__What the task requires__:
Print all the entries verbatim.

__Records supplied__:
━━━━━━

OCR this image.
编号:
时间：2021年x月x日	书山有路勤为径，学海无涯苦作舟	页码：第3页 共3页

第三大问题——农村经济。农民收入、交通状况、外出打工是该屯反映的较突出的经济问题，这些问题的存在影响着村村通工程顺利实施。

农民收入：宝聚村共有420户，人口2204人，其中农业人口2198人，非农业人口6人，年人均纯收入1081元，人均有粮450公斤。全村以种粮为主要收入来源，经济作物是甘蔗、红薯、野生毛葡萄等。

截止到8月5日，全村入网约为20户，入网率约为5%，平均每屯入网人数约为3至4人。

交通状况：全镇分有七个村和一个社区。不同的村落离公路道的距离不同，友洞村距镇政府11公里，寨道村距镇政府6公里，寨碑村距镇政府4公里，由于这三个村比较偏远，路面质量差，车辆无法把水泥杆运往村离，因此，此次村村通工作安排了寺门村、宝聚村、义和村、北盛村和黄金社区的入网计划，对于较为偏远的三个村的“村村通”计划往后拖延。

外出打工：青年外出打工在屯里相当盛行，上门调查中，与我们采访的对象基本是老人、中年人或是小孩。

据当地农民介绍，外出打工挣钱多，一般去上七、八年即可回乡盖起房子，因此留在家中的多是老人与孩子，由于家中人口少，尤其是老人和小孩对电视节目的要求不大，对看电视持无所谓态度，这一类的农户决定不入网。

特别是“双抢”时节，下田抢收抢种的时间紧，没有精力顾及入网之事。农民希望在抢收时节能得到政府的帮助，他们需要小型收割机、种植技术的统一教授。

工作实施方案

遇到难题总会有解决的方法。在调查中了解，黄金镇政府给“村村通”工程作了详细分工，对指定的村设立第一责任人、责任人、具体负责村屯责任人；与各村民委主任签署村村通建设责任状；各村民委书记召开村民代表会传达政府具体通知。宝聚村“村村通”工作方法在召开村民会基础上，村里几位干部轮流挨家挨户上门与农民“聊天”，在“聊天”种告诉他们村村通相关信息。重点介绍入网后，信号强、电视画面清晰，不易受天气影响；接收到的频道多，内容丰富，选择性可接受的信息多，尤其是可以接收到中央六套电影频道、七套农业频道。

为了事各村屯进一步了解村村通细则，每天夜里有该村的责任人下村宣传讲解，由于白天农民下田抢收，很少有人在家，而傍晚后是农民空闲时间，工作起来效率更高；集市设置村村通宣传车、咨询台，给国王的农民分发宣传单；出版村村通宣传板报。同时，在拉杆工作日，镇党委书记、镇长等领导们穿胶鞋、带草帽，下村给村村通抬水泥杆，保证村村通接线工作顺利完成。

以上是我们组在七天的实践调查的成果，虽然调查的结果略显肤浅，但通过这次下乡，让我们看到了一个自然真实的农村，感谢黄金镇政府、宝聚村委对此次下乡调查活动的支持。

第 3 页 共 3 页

━━━━━━

__Task response__:
OCR this image.
编号:
时间：2021年x月x日	书山有路勤为径，学海无涯苦作舟	页码：第3页 共3页

第三大问题——农村经济。农民收入、交通状况、外出打工是该屯反映的较突出的经济问题，这些问题的存在影响着村村通工程顺利实施。

农民收入：宝聚村共有420户，人口2204人，其中农业人口2198人，非农业人口6人，年人均纯收入1081元，人均有粮450公斤。全村以种粮为主要收入来源，经济作物是甘蔗、红薯、野生毛葡萄等。

截止到8月5日，全村入网约为20户，入网率约为5%，平均每屯入网人数约为3至4人。

交通状况：全镇分有七个村和一个社区。不同的村落离公路道的距离不同，友洞村距镇政府11公里，寨道村距镇政府6公里，寨碑村距镇政府4公里，由于这三个村比较偏远，路面质量差，车辆无法把水泥杆运往村离，因此，此次村村通工作安排了寺门村、宝聚村、义和村、北盛村和黄金社区的入网计划，对于较为偏远的三个村的“村村通”计划往后拖延。

外出打工：青年外出打工在屯里相当盛行，上门调查中，与我们采访的对象基本是老人、中年人或是小孩。

据当地农民介绍，外出打工挣钱多，一般去上七、八年即可回乡盖起房子，因此留在家中的多是老人与孩子，由于家中人口少，尤其是老人和小孩对电视节目的要求不大，对看电视持无所谓态度，这一类的农户决定不入网。

特别是“双抢”时节，下田抢收抢种的时间紧，没有精力顾及入网之事。农民希望在抢收时节能得到政府的帮助，他们需要小型收割机、种植技术的统一教授。

工作实施方案

遇到难题总会有解决的方法。在调查中了解，黄金镇政府给“村村通”工程作了详细分工，对指定的村设立第一责任人、责任人、具体负责村屯责任人；与各村民委主任签署村村通建设责任状；各村民委书记召开村民代表会传达政府具体通知。宝聚村“村村通”工作方法在召开村民会基础上，村里几位干部轮流挨家挨户上门与农民“聊天”，在“聊天”种告诉他们村村通相关信息。重点介绍入网后，信号强、电视画面清晰，不易受天气影响；接收到的频道多，内容丰富，选择性可接受的信息多，尤其是可以接收到中央六套电影频道、七套农业频道。

为了事各村屯进一步了解村村通细则，每天夜里有该村的责任人下村宣传讲解，由于白天农民下田抢收，很少有人在家，而傍晚后是农民空闲时间，工作起来效率更高；集市设置村村通宣传车、咨询台，给国王的农民分发宣传单；出版村村通宣传板报。同时，在拉杆工作日，镇党委书记、镇长等领导们穿胶鞋、带草帽，下村给村村通抬水泥杆，保证村村通接线工作顺利完成。

以上是我们组在七天的实践调查的成果，虽然调查的结果略显肤浅，但通过这次下乡，让我们看到了一个自然真实的农村，感谢黄金镇政府、宝聚村委对此次下乡调查活动的支持。

第 3 页 共 3 页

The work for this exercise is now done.